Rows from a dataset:
- - - - - - -

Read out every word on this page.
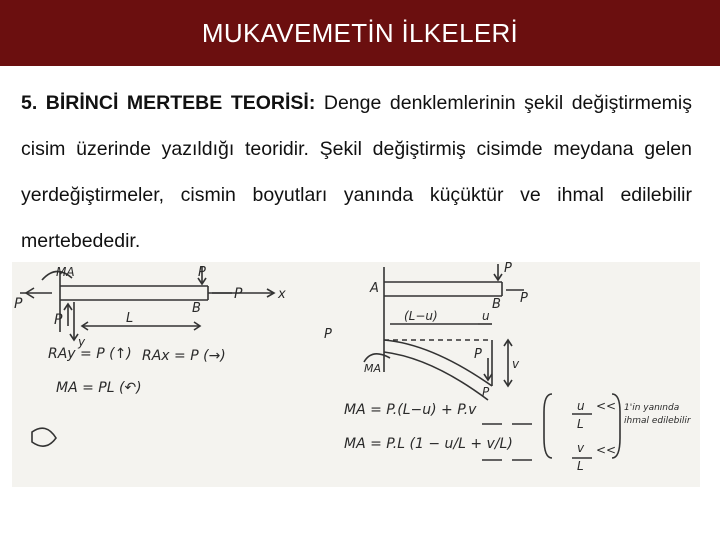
MUKAVEMETİN İLKELERİ
5. BİRİNCİ MERTEBE TEORİSİ: Denge denklemlerinin şekil değiştirmemiş cisim üzerinde yazıldığı teoridir. Şekil değiştirmiş cisimde meydana gelen yerdeğiştirmeler, cismin boyutları yanında küçüktür ve ihmal edilebilir mertebededir.
P
MA
P
x
B
P
L
y
P
RAy = P (↑) RAx = P (→)
MA = PL (↶)
P
A
B P
(L−u)	u
P
MA
P
v
P
MA = P.(L−u) + P.v
MA = P.L (1 − u/L + v/L)
u
L
v
L
<<
<<
1'in yanında ihmal edilebilir
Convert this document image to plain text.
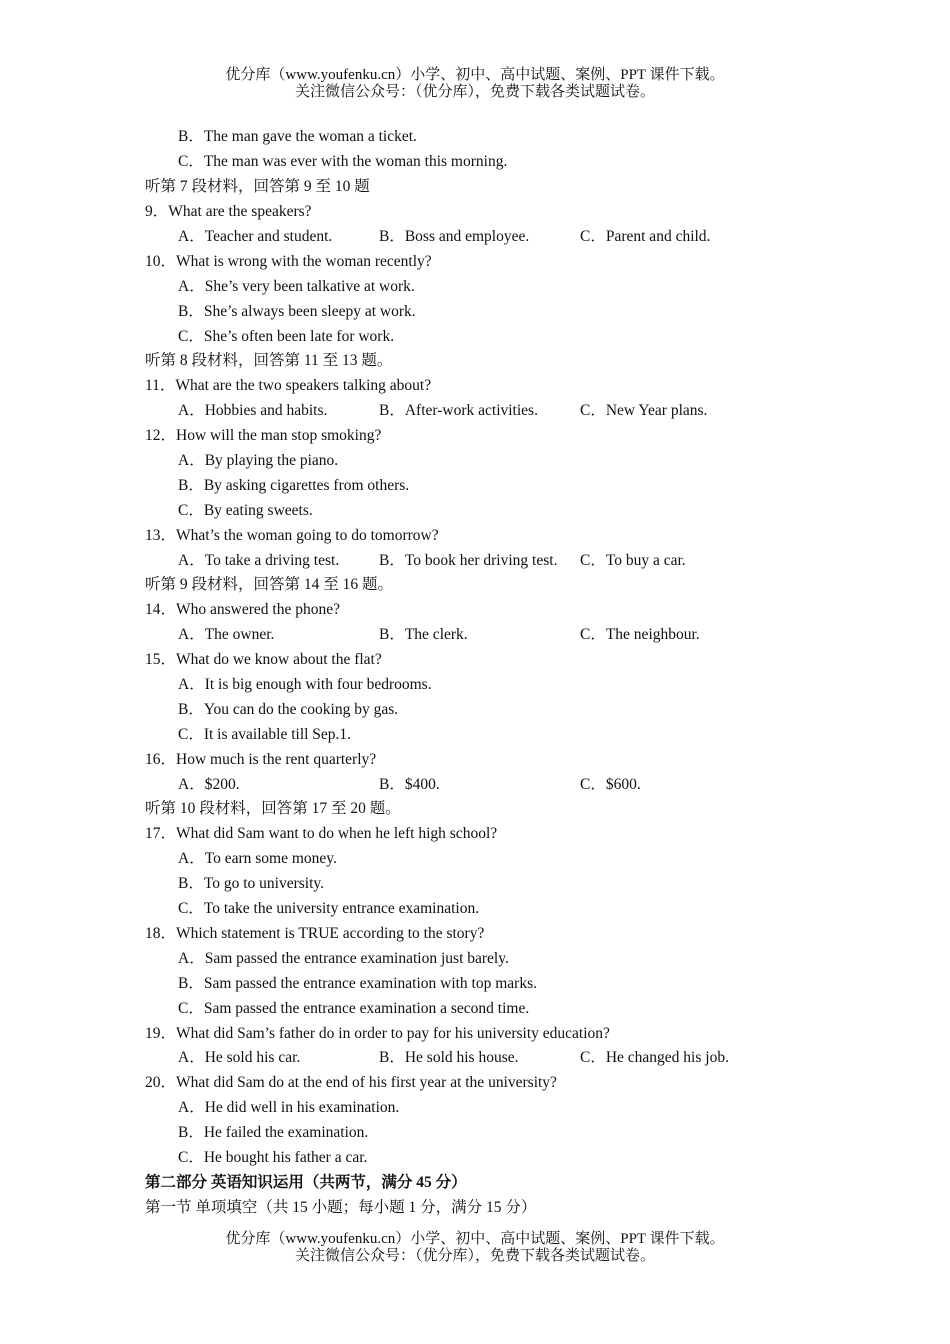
优分库（www.youfenku.cn）小学、初中、高中试题、案例、PPT 课件下载。
关注微信公众号：（优分库），免费下载各类试题试卷。
B．The man gave the woman a ticket.
C．The man was ever with the woman this morning.
听第 7 段材料，回答第 9 至 10 题
9．What are the speakers?
A．Teacher and student.	B．Boss and employee.	C．Parent and child.
10．What is wrong with the woman recently?
A．She’s very been talkative at work.
B．She’s always been sleepy at work.
C．She’s often been late for work.
听第 8 段材料，回答第 11 至 13 题。
11．What are the two speakers talking about?
A．Hobbies and habits.	B．After-work activities.	C．New Year plans.
12．How will the man stop smoking?
A．By playing the piano.
B．By asking cigarettes from others.
C．By eating sweets.
13．What’s the woman going to do tomorrow?
A．To take a driving test.	B．To book her driving test. C．To buy a car.
听第 9 段材料，回答第 14 至 16 题。
14．Who answered the phone?
A．The owner.	B．The clerk.	C．The neighbour.
15．What do we know about the flat?
A．It is big enough with four bedrooms.
B．You can do the cooking by gas.
C．It is available till Sep.1.
16．How much is the rent quarterly?
A．$200.	B．$400.	C．$600.
听第 10 段材料，回答第 17 至 20 题。
17．What did Sam want to do when he left high school?
A．To earn some money.
B．To go to university.
C．To take the university entrance examination.
18．Which statement is TRUE according to the story?
A．Sam passed the entrance examination just barely.
B．Sam passed the entrance examination with top marks.
C．Sam passed the entrance examination a second time.
19．What did Sam’s father do in order to pay for his university education?
A．He sold his car.	B．He sold his house.	C．He changed his job.
20．What did Sam do at the end of his first year at the university?
A．He did well in his examination.
B．He failed the examination.
C．He bought his father a car.
第二部分 英语知识运用（共两节，满分 45 分）
第一节 单项填空（共 15 小题；每小题 1 分，满分 15 分）
优分库（www.youfenku.cn）小学、初中、高中试题、案例、PPT 课件下载。
关注微信公众号：（优分库），免费下载各类试题试卷。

- - - - - - -

WORK INSTRUCTIONS - Copy each line that holds the word "yanında".

EXERCISE SOLUTION -
5. BİRİNCİ MERTEBE TEORİSİ: Denge denklemlerinin şekil değiştirmemiş cisim üzerinde yazıldığı teoridir. Şekil değiştirmiş cisimde meydana gelen yerdeğiştirmeler, cismin boyutları yanında küçüktür ve ihmal edilebilir mertebededir.
1'in yanında ihmal edilebilir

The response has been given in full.